Exercises =
a - In the study summary below, what affects drug movement and distribution through the RPE-Choroid after IVT and SCS delivery?
b - Reproduce the part of the study summary that opens with the words containing "In summary, this" and closes with "financial interests exist.".

Text under study =
______________________________
In summary, this study suggests that a hydrophilic drug injected into the SCS undergoes early clearance related to the presence of choroidal circulation, which may affect the desired drug concentration in the target tissue. Choroidal circulation affects the drug movement and distribution through the RPE-Choroid after IVT and SCS delivery.
Author Disclosure Statement
No competing financial interests exist.
______________________________
(Records drawn from a dataset)

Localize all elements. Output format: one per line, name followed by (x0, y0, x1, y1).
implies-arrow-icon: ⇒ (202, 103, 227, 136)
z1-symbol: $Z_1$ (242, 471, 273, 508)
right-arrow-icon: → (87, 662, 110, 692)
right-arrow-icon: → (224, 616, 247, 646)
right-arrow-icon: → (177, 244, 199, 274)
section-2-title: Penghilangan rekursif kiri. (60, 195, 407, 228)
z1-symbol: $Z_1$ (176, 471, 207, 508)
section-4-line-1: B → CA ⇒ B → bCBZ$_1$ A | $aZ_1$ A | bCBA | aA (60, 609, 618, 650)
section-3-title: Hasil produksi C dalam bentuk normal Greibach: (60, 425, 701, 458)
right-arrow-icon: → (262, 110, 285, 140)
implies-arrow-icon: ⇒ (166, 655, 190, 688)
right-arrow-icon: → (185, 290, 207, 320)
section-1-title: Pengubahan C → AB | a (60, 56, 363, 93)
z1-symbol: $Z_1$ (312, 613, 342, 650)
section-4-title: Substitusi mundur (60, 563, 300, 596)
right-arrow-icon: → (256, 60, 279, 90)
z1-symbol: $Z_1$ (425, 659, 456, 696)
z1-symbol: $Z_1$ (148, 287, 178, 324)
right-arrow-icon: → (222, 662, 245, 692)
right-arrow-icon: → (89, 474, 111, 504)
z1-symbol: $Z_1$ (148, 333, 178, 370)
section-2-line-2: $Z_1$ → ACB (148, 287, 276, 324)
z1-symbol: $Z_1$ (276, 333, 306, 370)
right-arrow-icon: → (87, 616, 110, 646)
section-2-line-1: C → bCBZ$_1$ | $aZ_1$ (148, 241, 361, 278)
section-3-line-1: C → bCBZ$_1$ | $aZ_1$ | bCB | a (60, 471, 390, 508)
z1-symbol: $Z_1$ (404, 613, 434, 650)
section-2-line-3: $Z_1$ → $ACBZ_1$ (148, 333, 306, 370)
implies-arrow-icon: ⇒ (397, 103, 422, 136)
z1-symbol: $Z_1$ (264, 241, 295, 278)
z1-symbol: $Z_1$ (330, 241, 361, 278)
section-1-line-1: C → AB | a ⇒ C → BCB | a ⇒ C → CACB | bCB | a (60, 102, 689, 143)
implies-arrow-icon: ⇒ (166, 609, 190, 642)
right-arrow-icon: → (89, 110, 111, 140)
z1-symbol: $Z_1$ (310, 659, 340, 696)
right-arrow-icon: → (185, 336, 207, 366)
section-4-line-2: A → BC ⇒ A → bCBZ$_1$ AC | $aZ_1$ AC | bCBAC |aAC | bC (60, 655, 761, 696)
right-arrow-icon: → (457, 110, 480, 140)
______________________________
Answers for the exercise =
a - Choroidal circulation.

b -
In summary, this study suggests that a hydrophilic drug injected into the SCS undergoes early clearance related to the presence of choroidal circulation, which may affect the desired drug concentration in the target tissue. Choroidal circulation affects the drug movement and distribution through the RPE-Choroid after IVT and SCS delivery.
Author Disclosure Statement
No competing financial interests exist.